* START Provided records *

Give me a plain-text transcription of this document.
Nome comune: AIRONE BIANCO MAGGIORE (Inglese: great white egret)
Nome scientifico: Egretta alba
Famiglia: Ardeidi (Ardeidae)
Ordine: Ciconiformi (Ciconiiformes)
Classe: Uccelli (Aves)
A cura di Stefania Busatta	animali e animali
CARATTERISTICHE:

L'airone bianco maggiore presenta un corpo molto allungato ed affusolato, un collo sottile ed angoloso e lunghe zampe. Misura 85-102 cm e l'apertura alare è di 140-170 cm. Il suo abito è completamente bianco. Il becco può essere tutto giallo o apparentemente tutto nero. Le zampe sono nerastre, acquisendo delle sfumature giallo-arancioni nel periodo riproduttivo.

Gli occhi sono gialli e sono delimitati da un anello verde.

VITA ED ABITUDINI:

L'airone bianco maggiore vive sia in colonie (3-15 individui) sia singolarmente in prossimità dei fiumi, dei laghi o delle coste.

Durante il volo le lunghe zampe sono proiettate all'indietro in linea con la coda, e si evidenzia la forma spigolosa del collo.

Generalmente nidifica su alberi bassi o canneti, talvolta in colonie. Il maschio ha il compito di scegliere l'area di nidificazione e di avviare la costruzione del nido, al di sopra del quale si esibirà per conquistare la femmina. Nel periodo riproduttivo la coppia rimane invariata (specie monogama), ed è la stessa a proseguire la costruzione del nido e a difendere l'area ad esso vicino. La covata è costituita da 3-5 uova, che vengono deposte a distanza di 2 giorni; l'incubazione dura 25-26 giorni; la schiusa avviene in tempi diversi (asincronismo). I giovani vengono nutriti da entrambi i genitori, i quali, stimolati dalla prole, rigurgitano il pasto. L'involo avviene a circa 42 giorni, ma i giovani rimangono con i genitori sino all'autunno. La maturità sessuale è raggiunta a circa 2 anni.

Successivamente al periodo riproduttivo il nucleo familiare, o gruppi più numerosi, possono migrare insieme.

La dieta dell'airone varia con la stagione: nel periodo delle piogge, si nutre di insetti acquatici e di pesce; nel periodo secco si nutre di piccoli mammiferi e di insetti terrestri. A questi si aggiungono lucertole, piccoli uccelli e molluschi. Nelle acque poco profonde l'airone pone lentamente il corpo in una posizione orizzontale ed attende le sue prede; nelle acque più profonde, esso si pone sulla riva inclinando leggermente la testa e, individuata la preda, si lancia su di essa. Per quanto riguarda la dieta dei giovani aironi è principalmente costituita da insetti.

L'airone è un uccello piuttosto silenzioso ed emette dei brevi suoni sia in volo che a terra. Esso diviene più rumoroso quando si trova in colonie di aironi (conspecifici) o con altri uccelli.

* END Provided records *

→ Short exercise:
Return each entry from above without altering a single character.

→ Expected output:
Give me a plain-text transcription of this document.
Nome comune: AIRONE BIANCO MAGGIORE (Inglese: great white egret)
Nome scientifico: Egretta alba
Famiglia: Ardeidi (Ardeidae)
Ordine: Ciconiformi (Ciconiiformes)
Classe: Uccelli (Aves)
A cura di Stefania Busatta	animali e animali
CARATTERISTICHE:

L'airone bianco maggiore presenta un corpo molto allungato ed affusolato, un collo sottile ed angoloso e lunghe zampe. Misura 85-102 cm e l'apertura alare è di 140-170 cm. Il suo abito è completamente bianco. Il becco può essere tutto giallo o apparentemente tutto nero. Le zampe sono nerastre, acquisendo delle sfumature giallo-arancioni nel periodo riproduttivo.

Gli occhi sono gialli e sono delimitati da un anello verde.

VITA ED ABITUDINI:

L'airone bianco maggiore vive sia in colonie (3-15 individui) sia singolarmente in prossimità dei fiumi, dei laghi o delle coste.

Durante il volo le lunghe zampe sono proiettate all'indietro in linea con la coda, e si evidenzia la forma spigolosa del collo.

Generalmente nidifica su alberi bassi o canneti, talvolta in colonie. Il maschio ha il compito di scegliere l'area di nidificazione e di avviare la costruzione del nido, al di sopra del quale si esibirà per conquistare la femmina. Nel periodo riproduttivo la coppia rimane invariata (specie monogama), ed è la stessa a proseguire la costruzione del nido e a difendere l'area ad esso vicino. La covata è costituita da 3-5 uova, che vengono deposte a distanza di 2 giorni; l'incubazione dura 25-26 giorni; la schiusa avviene in tempi diversi (asincronismo). I giovani vengono nutriti da entrambi i genitori, i quali, stimolati dalla prole, rigurgitano il pasto. L'involo avviene a circa 42 giorni, ma i giovani rimangono con i genitori sino all'autunno. La maturità sessuale è raggiunta a circa 2 anni.

Successivamente al periodo riproduttivo il nucleo familiare, o gruppi più numerosi, possono migrare insieme.

La dieta dell'airone varia con la stagione: nel periodo delle piogge, si nutre di insetti acquatici e di pesce; nel periodo secco si nutre di piccoli mammiferi e di insetti terrestri. A questi si aggiungono lucertole, piccoli uccelli e molluschi. Nelle acque poco profonde l'airone pone lentamente il corpo in una posizione orizzontale ed attende le sue prede; nelle acque più profonde, esso si pone sulla riva inclinando leggermente la testa e, individuata la preda, si lancia su di essa. Per quanto riguarda la dieta dei giovani aironi è principalmente costituita da insetti.

L'airone è un uccello piuttosto silenzioso ed emette dei brevi suoni sia in volo che a terra. Esso diviene più rumoroso quando si trova in colonie di aironi (conspecifici) o con altri uccelli.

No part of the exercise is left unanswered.